What the task requires
Without altering anything, repeat each of the records.
============================================================
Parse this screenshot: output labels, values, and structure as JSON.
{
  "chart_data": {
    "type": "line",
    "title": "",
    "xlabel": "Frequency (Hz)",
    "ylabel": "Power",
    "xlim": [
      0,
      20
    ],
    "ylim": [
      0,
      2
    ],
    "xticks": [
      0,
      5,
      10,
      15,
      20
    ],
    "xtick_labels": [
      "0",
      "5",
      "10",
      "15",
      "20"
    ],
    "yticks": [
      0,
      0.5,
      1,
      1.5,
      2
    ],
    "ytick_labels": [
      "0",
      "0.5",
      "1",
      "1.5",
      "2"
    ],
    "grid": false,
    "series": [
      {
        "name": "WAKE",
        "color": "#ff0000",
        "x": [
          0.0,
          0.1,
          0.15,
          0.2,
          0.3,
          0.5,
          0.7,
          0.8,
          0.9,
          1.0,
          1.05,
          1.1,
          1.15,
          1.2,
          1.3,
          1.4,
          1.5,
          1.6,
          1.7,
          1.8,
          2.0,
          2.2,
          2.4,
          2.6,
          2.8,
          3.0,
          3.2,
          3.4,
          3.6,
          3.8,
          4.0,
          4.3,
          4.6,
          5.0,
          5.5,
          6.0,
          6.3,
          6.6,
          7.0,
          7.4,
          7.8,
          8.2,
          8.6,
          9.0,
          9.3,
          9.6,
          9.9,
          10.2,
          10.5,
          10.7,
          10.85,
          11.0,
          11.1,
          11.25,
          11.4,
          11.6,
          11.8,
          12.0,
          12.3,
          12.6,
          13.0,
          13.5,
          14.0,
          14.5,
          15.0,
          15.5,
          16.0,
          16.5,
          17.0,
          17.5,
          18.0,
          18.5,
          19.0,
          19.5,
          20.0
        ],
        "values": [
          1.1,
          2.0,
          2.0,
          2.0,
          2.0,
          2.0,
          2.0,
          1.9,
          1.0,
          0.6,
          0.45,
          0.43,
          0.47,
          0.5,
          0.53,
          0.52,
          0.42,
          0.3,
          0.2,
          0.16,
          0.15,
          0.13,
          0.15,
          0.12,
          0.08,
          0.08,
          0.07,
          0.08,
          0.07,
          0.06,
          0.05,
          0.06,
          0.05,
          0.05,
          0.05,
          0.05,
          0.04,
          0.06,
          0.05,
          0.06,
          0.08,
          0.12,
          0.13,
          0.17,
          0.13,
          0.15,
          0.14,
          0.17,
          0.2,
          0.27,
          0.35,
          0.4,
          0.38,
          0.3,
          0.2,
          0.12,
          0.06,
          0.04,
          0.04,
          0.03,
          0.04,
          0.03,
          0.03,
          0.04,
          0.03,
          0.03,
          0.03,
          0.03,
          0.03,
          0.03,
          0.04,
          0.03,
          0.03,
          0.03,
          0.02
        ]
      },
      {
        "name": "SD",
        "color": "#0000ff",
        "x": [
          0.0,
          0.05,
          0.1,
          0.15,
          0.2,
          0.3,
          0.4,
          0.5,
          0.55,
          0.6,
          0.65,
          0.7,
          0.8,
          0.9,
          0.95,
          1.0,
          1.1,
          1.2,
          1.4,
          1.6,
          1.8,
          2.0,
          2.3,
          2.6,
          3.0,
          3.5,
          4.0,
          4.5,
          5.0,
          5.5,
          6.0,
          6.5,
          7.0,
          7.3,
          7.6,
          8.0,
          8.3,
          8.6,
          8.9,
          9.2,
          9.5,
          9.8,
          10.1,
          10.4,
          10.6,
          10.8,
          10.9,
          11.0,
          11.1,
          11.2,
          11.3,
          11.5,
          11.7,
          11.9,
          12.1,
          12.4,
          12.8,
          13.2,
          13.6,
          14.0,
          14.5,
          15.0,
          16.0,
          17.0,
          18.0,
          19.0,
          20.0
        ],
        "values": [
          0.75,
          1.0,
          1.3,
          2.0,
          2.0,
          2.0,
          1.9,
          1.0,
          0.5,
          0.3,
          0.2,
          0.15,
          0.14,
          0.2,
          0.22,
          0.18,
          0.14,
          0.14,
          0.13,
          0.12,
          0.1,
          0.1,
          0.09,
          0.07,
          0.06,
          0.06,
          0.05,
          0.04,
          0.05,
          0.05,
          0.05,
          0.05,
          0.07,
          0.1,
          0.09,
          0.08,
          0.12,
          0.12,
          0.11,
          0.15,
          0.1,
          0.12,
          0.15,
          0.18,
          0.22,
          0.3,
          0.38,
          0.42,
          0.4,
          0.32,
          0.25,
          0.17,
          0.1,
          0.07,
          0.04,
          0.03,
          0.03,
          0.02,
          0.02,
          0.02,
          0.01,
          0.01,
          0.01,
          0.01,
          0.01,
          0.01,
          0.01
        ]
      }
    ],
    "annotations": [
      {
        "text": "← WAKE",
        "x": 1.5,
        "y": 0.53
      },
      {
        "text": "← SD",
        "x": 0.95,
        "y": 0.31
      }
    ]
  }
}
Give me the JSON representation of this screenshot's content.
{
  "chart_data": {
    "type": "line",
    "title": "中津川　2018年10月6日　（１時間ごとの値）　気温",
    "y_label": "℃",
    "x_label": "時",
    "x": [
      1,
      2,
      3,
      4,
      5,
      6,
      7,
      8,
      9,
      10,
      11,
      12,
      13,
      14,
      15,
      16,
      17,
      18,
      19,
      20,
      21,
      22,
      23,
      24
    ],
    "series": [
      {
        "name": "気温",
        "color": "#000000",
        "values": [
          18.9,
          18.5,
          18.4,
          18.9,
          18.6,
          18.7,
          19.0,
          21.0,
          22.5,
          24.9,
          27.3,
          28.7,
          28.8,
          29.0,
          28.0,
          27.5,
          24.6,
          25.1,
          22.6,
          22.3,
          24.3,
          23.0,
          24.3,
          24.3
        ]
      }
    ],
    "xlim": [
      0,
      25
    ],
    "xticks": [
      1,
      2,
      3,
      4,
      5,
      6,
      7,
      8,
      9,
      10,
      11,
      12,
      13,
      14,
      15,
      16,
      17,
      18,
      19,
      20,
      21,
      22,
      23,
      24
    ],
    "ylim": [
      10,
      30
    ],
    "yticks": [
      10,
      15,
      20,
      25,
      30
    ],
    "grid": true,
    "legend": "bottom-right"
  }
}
============================================================
Reply to the task
Parse this screenshot: output labels, values, and structure as JSON.
{
  "chart_data": {
    "type": "line",
    "title": "",
    "xlabel": "Frequency (Hz)",
    "ylabel": "Power",
    "xlim": [
      0,
      20
    ],
    "ylim": [
      0,
      2
    ],
    "xticks": [
      0,
      5,
      10,
      15,
      20
    ],
    "xtick_labels": [
      "0",
      "5",
      "10",
      "15",
      "20"
    ],
    "yticks": [
      0,
      0.5,
      1,
      1.5,
      2
    ],
    "ytick_labels": [
      "0",
      "0.5",
      "1",
      "1.5",
      "2"
    ],
    "grid": false,
    "series": [
      {
        "name": "WAKE",
        "color": "#ff0000",
        "x": [
          0.0,
          0.1,
          0.15,
          0.2,
          0.3,
          0.5,
          0.7,
          0.8,
          0.9,
          1.0,
          1.05,
          1.1,
          1.15,
          1.2,
          1.3,
          1.4,
          1.5,
          1.6,
          1.7,
          1.8,
          2.0,
          2.2,
          2.4,
          2.6,
          2.8,
          3.0,
          3.2,
          3.4,
          3.6,
          3.8,
          4.0,
          4.3,
          4.6,
          5.0,
          5.5,
          6.0,
          6.3,
          6.6,
          7.0,
          7.4,
          7.8,
          8.2,
          8.6,
          9.0,
          9.3,
          9.6,
          9.9,
          10.2,
          10.5,
          10.7,
          10.85,
          11.0,
          11.1,
          11.25,
          11.4,
          11.6,
          11.8,
          12.0,
          12.3,
          12.6,
          13.0,
          13.5,
          14.0,
          14.5,
          15.0,
          15.5,
          16.0,
          16.5,
          17.0,
          17.5,
          18.0,
          18.5,
          19.0,
          19.5,
          20.0
        ],
        "values": [
          1.1,
          2.0,
          2.0,
          2.0,
          2.0,
          2.0,
          2.0,
          1.9,
          1.0,
          0.6,
          0.45,
          0.43,
          0.47,
          0.5,
          0.53,
          0.52,
          0.42,
          0.3,
          0.2,
          0.16,
          0.15,
          0.13,
          0.15,
          0.12,
          0.08,
          0.08,
          0.07,
          0.08,
          0.07,
          0.06,
          0.05,
          0.06,
          0.05,
          0.05,
          0.05,
          0.05,
          0.04,
          0.06,
          0.05,
          0.06,
          0.08,
          0.12,
          0.13,
          0.17,
          0.13,
          0.15,
          0.14,
          0.17,
          0.2,
          0.27,
          0.35,
          0.4,
          0.38,
          0.3,
          0.2,
          0.12,
          0.06,
          0.04,
          0.04,
          0.03,
          0.04,
          0.03,
          0.03,
          0.04,
          0.03,
          0.03,
          0.03,
          0.03,
          0.03,
          0.03,
          0.04,
          0.03,
          0.03,
          0.03,
          0.02
        ]
      },
      {
        "name": "SD",
        "color": "#0000ff",
        "x": [
          0.0,
          0.05,
          0.1,
          0.15,
          0.2,
          0.3,
          0.4,
          0.5,
          0.55,
          0.6,
          0.65,
          0.7,
          0.8,
          0.9,
          0.95,
          1.0,
          1.1,
          1.2,
          1.4,
          1.6,
          1.8,
          2.0,
          2.3,
          2.6,
          3.0,
          3.5,
          4.0,
          4.5,
          5.0,
          5.5,
          6.0,
          6.5,
          7.0,
          7.3,
          7.6,
          8.0,
          8.3,
          8.6,
          8.9,
          9.2,
          9.5,
          9.8,
          10.1,
          10.4,
          10.6,
          10.8,
          10.9,
          11.0,
          11.1,
          11.2,
          11.3,
          11.5,
          11.7,
          11.9,
          12.1,
          12.4,
          12.8,
          13.2,
          13.6,
          14.0,
          14.5,
          15.0,
          16.0,
          17.0,
          18.0,
          19.0,
          20.0
        ],
        "values": [
          0.75,
          1.0,
          1.3,
          2.0,
          2.0,
          2.0,
          1.9,
          1.0,
          0.5,
          0.3,
          0.2,
          0.15,
          0.14,
          0.2,
          0.22,
          0.18,
          0.14,
          0.14,
          0.13,
          0.12,
          0.1,
          0.1,
          0.09,
          0.07,
          0.06,
          0.06,
          0.05,
          0.04,
          0.05,
          0.05,
          0.05,
          0.05,
          0.07,
          0.1,
          0.09,
          0.08,
          0.12,
          0.12,
          0.11,
          0.15,
          0.1,
          0.12,
          0.15,
          0.18,
          0.22,
          0.3,
          0.38,
          0.42,
          0.4,
          0.32,
          0.25,
          0.17,
          0.1,
          0.07,
          0.04,
          0.03,
          0.03,
          0.02,
          0.02,
          0.02,
          0.01,
          0.01,
          0.01,
          0.01,
          0.01,
          0.01,
          0.01
        ]
      }
    ],
    "annotations": [
      {
        "text": "← WAKE",
        "x": 1.5,
        "y": 0.53
      },
      {
        "text": "← SD",
        "x": 0.95,
        "y": 0.31
      }
    ]
  }
}
Give me the JSON representation of this screenshot's content.
{
  "chart_data": {
    "type": "line",
    "title": "中津川　2018年10月6日　（１時間ごとの値）　気温",
    "y_label": "℃",
    "x_label": "時",
    "x": [
      1,
      2,
      3,
      4,
      5,
      6,
      7,
      8,
      9,
      10,
      11,
      12,
      13,
      14,
      15,
      16,
      17,
      18,
      19,
      20,
      21,
      22,
      23,
      24
    ],
    "series": [
      {
        "name": "気温",
        "color": "#000000",
        "values": [
          18.9,
          18.5,
          18.4,
          18.9,
          18.6,
          18.7,
          19.0,
          21.0,
          22.5,
          24.9,
          27.3,
          28.7,
          28.8,
          29.0,
          28.0,
          27.5,
          24.6,
          25.1,
          22.6,
          22.3,
          24.3,
          23.0,
          24.3,
          24.3
        ]
      }
    ],
    "xlim": [
      0,
      25
    ],
    "xticks": [
      1,
      2,
      3,
      4,
      5,
      6,
      7,
      8,
      9,
      10,
      11,
      12,
      13,
      14,
      15,
      16,
      17,
      18,
      19,
      20,
      21,
      22,
      23,
      24
    ],
    "ylim": [
      10,
      30
    ],
    "yticks": [
      10,
      15,
      20,
      25,
      30
    ],
    "grid": true,
    "legend": "bottom-right"
  }
}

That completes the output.